- Record list -
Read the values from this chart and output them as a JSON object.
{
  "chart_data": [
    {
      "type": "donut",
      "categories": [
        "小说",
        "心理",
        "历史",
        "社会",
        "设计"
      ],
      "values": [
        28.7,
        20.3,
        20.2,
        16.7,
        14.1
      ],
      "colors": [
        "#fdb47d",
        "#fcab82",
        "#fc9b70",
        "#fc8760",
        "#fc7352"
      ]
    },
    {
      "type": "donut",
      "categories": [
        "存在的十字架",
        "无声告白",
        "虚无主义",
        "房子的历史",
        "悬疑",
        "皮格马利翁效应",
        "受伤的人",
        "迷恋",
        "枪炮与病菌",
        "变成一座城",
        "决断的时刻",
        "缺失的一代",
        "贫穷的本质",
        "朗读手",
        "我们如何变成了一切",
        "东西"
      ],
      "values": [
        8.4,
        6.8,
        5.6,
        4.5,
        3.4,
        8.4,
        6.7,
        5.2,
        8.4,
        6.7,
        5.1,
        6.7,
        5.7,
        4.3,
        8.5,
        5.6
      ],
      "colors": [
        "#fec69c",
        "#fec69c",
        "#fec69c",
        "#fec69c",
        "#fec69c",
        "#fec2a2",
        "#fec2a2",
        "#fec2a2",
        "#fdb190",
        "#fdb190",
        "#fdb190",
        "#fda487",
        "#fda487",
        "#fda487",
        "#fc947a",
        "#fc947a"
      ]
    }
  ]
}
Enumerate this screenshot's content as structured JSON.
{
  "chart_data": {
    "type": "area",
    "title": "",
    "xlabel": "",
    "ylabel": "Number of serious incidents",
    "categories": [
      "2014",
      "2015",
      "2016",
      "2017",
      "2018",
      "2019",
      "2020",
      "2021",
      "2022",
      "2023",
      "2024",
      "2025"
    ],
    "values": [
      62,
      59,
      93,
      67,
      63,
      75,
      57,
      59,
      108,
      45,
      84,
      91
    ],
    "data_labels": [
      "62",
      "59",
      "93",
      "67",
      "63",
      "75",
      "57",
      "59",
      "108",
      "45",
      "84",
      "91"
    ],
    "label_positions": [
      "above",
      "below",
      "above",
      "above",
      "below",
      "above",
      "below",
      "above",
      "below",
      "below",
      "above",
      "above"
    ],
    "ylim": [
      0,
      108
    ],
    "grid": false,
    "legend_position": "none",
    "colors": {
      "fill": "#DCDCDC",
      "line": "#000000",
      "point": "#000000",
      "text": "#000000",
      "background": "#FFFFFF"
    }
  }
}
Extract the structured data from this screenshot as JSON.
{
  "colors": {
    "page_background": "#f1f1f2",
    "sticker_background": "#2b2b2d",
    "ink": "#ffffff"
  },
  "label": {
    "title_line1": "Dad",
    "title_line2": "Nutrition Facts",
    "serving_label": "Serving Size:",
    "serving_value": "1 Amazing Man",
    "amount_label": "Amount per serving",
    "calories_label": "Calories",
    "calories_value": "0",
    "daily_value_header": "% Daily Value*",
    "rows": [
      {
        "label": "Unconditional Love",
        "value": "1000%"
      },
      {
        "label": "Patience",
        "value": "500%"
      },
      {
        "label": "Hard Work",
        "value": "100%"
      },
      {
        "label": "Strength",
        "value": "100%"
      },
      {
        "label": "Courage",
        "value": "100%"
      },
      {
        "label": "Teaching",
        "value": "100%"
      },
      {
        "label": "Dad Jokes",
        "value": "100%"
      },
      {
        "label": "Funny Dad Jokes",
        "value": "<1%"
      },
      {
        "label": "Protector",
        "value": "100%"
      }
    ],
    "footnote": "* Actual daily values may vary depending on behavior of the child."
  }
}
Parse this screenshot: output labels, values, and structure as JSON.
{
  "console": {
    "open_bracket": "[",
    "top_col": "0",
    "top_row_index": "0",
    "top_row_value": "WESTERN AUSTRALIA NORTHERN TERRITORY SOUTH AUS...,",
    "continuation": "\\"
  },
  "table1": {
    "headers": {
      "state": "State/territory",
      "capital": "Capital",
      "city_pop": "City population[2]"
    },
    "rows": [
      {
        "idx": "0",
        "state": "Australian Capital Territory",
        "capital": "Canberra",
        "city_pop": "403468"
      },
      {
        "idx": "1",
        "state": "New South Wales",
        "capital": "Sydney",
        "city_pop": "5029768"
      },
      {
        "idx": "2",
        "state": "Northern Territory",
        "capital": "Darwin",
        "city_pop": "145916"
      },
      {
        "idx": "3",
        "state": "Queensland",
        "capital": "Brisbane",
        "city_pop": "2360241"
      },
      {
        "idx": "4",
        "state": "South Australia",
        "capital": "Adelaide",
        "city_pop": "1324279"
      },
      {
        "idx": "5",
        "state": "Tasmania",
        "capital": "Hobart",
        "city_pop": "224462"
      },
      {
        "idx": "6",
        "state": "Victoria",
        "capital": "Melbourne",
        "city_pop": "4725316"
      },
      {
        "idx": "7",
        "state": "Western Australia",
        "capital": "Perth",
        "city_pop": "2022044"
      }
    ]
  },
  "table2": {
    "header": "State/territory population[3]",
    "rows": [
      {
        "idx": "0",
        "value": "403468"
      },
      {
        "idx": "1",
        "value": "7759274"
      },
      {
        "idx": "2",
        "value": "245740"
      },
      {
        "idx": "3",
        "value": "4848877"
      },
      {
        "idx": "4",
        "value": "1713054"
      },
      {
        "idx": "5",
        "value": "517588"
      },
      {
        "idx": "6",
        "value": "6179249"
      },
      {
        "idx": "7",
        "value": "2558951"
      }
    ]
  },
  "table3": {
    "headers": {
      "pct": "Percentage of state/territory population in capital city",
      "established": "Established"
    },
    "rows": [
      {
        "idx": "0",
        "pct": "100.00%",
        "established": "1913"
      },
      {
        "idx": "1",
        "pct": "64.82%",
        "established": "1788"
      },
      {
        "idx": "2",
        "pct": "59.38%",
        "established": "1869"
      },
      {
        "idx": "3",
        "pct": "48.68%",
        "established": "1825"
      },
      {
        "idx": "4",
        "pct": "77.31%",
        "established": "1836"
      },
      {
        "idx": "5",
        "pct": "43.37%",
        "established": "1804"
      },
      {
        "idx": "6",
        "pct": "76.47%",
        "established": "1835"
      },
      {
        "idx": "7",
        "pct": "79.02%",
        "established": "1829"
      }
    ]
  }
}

- Set problem -
Extract all lines that hold the word "screenshot".

- Solution for this exercise -
Enumerate this screenshot's content as structured JSON.
Extract the structured data from this screenshot as JSON.
Parse this screenshot: output labels, values, and structure as JSON.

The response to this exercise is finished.